**WRITTEN REQUEST:** Write out the listing exactly as it is given.
┌────────
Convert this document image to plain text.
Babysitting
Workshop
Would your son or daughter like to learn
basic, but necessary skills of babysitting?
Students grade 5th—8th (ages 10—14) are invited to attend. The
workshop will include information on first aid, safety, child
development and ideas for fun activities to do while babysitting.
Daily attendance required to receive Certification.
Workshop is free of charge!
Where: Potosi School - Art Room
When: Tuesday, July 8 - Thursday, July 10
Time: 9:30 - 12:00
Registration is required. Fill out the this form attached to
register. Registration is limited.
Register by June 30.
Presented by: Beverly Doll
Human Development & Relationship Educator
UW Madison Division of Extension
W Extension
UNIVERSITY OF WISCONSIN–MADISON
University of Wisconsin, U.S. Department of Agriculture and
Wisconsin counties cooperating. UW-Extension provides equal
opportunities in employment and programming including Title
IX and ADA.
└────────
**RESPONSE TO THIS EXERCISE:**
Convert this document image to plain text.
Babysitting
Workshop
Would your son or daughter like to learn
basic, but necessary skills of babysitting?
Students grade 5th—8th (ages 10—14) are invited to attend. The
workshop will include information on first aid, safety, child
development and ideas for fun activities to do while babysitting.
Daily attendance required to receive Certification.
Workshop is free of charge!
Where: Potosi School - Art Room
When: Tuesday, July 8 - Thursday, July 10
Time: 9:30 - 12:00
Registration is required. Fill out the this form attached to
register. Registration is limited.
Register by June 30.
Presented by: Beverly Doll
Human Development & Relationship Educator
UW Madison Division of Extension
W Extension
UNIVERSITY OF WISCONSIN–MADISON
University of Wisconsin, U.S. Department of Agriculture and
Wisconsin counties cooperating. UW-Extension provides equal
opportunities in employment and programming including Title
IX and ADA.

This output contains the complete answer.